Stored data
■ ■ ■ ■ ■

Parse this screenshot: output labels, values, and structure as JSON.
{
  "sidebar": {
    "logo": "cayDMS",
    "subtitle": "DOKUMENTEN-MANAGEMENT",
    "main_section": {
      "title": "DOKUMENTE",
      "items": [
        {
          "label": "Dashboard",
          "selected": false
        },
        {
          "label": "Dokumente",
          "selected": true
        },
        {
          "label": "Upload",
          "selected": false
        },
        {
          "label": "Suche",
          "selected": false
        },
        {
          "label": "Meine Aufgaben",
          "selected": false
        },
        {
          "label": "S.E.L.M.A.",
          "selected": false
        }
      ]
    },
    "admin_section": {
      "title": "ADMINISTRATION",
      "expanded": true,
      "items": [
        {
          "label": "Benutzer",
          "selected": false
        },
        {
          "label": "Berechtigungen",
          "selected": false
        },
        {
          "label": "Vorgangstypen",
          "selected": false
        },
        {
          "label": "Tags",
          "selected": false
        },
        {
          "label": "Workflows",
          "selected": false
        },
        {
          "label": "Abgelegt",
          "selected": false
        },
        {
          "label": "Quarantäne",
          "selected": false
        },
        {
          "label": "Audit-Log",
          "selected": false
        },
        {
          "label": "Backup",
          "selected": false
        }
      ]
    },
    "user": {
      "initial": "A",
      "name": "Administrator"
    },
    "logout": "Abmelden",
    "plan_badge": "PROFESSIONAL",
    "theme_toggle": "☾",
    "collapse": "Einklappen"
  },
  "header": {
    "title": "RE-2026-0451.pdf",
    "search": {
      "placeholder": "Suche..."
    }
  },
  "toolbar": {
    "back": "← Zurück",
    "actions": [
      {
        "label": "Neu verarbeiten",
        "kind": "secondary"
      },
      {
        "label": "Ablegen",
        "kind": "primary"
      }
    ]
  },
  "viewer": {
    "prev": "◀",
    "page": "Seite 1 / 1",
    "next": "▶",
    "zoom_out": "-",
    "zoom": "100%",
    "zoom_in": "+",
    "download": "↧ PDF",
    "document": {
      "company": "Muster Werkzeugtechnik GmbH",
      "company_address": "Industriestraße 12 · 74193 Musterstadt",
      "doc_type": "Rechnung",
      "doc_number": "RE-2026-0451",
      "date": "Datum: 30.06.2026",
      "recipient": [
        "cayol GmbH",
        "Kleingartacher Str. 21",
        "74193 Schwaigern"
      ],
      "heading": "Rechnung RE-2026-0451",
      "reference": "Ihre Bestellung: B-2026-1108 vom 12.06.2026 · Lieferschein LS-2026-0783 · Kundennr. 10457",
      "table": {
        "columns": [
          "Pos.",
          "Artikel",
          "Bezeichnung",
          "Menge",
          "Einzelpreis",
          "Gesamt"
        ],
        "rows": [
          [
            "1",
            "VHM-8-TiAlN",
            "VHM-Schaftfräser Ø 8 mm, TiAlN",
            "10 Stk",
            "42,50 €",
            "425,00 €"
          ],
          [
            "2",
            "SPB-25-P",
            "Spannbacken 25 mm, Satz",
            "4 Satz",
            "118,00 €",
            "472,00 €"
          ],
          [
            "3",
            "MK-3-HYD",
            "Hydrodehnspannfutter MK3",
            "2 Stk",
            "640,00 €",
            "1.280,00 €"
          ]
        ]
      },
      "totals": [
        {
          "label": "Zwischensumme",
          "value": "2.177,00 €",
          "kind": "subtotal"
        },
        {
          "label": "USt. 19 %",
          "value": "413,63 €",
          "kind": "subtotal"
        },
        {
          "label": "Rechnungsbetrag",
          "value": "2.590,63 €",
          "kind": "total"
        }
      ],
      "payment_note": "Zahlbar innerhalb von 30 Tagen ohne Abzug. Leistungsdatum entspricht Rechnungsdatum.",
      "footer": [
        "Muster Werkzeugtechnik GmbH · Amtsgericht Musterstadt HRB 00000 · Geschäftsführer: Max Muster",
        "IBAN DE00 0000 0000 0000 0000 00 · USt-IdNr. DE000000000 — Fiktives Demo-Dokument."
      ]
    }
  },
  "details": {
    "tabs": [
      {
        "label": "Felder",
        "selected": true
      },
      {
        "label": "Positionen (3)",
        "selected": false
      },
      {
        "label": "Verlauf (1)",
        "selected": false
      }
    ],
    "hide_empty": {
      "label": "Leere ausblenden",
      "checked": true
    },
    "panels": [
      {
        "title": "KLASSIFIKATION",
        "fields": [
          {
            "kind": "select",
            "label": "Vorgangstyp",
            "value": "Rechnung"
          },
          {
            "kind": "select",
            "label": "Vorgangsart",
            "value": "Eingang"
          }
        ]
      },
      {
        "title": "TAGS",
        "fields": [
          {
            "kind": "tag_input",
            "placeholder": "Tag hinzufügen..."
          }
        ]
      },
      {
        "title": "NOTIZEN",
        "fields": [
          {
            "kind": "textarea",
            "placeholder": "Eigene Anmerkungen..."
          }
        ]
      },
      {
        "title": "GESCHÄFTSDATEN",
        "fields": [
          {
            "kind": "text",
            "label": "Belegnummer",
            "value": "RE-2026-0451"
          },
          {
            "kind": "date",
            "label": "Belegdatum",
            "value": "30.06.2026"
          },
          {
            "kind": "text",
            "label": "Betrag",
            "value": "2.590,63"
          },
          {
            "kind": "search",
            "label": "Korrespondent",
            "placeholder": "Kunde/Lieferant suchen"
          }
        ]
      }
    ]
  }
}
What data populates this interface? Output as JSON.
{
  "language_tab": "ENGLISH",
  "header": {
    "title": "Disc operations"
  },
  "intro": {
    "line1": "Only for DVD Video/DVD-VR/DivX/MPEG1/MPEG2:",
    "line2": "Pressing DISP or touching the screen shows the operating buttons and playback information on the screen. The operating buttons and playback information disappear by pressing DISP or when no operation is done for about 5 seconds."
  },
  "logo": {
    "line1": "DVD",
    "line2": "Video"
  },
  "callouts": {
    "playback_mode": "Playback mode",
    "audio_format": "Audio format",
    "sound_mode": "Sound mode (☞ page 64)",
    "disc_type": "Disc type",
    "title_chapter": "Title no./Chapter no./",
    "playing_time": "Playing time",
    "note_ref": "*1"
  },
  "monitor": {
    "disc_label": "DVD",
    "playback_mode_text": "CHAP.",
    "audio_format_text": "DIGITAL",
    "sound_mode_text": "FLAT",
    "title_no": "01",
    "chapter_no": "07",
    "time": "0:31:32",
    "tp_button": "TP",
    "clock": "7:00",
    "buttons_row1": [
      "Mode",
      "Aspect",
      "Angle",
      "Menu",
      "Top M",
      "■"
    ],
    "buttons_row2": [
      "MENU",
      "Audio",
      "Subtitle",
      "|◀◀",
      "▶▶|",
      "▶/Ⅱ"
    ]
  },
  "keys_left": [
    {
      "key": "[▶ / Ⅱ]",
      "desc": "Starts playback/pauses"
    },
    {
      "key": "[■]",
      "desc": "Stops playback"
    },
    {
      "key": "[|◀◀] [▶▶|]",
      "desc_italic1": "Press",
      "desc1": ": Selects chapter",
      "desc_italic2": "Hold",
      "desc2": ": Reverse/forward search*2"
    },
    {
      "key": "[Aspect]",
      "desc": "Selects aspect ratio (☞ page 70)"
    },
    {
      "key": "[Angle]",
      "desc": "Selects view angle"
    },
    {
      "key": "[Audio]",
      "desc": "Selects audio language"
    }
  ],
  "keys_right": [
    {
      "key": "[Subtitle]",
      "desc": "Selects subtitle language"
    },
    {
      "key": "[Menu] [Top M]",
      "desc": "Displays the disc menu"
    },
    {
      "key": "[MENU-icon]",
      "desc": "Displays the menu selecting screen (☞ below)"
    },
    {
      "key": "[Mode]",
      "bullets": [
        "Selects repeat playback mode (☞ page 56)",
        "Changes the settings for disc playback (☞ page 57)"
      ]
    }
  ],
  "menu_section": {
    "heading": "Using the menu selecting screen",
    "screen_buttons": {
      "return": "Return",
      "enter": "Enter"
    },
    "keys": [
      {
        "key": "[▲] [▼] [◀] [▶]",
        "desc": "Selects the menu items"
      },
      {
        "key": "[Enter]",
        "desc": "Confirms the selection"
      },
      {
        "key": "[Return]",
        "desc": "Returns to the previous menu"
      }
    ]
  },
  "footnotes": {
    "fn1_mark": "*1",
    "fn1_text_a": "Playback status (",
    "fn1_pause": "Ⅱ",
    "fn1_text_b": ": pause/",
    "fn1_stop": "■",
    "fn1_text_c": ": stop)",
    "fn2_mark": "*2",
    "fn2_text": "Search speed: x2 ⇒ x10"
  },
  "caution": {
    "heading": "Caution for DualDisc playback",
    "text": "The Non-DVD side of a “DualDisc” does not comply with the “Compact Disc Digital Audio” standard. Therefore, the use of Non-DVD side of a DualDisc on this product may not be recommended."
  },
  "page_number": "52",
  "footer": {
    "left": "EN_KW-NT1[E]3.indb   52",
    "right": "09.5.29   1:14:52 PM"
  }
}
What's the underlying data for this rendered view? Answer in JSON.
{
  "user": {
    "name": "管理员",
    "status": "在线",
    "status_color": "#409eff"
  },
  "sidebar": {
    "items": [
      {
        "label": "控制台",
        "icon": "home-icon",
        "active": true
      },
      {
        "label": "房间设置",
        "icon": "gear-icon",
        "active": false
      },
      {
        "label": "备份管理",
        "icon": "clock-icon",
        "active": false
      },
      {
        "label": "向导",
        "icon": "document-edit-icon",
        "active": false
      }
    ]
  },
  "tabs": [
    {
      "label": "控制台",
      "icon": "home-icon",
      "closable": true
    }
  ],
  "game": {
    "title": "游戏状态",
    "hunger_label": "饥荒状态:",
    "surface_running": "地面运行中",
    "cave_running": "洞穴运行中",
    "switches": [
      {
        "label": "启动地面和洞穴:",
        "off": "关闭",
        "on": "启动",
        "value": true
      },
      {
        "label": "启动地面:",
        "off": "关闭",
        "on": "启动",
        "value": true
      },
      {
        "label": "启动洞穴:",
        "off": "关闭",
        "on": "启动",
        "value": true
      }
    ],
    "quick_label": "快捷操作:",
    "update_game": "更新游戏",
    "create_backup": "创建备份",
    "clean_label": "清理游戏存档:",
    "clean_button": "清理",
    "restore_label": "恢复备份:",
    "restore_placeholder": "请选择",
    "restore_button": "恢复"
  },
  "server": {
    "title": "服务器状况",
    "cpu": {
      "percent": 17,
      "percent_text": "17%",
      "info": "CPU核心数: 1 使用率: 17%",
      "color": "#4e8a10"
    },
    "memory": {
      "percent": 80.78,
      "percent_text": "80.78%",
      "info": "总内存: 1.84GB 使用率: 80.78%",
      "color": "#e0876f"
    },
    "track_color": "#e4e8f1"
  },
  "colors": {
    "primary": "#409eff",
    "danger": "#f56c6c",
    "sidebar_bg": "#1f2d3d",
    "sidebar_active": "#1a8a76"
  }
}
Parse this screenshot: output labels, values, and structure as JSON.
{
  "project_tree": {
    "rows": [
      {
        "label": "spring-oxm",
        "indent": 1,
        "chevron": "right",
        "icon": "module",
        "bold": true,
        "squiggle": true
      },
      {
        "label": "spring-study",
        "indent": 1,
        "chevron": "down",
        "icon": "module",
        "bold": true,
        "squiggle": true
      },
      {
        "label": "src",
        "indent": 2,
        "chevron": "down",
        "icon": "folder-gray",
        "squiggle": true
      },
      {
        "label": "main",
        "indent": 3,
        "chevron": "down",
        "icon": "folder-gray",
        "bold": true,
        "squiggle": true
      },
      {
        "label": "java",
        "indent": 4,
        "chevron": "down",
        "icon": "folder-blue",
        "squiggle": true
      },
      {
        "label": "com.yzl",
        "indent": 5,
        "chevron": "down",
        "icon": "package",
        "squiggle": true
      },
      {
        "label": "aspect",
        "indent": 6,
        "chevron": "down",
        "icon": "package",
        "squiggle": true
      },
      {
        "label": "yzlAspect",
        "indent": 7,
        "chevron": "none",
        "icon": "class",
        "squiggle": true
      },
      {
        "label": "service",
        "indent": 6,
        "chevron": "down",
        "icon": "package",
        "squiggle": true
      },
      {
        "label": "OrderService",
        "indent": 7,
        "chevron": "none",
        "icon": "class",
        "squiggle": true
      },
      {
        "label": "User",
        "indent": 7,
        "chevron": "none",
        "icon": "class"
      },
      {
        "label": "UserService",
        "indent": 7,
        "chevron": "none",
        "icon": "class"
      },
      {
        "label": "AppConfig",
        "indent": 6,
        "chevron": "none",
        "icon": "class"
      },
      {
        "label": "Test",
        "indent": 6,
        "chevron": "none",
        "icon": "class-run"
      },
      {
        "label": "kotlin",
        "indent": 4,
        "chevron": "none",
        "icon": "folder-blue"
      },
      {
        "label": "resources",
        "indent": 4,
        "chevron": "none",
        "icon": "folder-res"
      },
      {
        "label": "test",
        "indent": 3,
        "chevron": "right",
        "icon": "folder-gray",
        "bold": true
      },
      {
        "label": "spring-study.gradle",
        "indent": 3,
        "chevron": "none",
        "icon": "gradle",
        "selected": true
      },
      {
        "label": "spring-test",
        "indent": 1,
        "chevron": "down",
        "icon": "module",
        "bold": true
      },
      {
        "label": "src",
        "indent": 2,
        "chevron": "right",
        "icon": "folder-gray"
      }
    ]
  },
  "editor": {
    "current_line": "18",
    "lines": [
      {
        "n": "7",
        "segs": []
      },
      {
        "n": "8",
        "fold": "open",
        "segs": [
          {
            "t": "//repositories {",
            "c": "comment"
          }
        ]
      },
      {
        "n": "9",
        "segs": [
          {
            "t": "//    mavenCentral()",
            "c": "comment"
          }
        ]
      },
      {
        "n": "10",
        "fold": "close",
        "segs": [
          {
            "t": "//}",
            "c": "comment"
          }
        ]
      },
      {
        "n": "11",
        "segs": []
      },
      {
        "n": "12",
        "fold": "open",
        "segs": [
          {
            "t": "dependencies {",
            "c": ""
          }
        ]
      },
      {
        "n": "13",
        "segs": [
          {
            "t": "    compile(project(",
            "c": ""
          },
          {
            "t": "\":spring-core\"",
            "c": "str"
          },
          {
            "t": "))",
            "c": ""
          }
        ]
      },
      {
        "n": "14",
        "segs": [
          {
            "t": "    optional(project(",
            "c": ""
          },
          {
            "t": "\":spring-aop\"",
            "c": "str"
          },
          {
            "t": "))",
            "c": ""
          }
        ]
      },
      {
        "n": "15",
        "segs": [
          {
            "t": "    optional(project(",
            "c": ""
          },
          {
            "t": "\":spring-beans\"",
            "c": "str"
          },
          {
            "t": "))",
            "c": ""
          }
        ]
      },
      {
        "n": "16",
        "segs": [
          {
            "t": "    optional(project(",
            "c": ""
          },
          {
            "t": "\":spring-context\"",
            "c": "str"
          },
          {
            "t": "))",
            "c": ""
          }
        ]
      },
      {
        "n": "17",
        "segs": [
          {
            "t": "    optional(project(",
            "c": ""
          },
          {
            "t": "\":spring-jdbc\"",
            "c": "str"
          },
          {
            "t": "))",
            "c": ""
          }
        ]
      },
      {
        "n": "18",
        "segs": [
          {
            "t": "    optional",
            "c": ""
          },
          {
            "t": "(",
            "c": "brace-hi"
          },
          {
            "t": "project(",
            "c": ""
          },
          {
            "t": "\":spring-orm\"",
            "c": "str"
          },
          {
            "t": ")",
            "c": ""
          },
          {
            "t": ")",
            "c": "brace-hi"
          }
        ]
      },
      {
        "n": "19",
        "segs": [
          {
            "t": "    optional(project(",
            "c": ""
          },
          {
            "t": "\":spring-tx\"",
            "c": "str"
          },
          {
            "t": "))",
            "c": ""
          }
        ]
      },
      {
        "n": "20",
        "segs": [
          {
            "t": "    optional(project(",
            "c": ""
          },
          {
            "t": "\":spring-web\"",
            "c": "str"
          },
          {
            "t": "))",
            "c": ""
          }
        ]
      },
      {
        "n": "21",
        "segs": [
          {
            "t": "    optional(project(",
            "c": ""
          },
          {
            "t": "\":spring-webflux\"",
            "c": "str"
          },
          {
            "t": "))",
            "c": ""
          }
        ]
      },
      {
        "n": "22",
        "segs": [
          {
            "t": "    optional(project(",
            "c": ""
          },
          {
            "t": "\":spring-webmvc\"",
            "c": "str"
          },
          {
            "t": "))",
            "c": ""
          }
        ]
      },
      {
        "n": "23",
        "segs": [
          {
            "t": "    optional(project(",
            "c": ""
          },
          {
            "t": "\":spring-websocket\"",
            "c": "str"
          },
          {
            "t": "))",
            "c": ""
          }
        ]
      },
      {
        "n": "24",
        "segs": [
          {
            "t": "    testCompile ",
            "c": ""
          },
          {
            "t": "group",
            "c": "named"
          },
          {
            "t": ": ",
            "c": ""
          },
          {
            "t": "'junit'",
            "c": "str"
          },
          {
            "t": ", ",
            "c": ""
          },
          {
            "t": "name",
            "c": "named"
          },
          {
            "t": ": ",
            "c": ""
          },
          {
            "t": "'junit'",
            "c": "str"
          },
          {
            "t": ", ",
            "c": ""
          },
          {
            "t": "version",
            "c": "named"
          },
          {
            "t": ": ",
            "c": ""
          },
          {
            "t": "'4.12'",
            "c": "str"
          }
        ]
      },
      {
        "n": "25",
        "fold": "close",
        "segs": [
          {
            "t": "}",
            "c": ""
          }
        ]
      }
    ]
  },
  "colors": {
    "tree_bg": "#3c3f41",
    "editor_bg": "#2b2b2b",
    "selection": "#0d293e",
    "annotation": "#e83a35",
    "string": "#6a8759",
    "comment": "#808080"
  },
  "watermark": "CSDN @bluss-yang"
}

■ ■ ■ ■ ■

## EXERCISE DESCRIPTION
Among the records above, how many lines carry the string "gradle"? Reply with the number alone.

## EXERCISE RESULT
2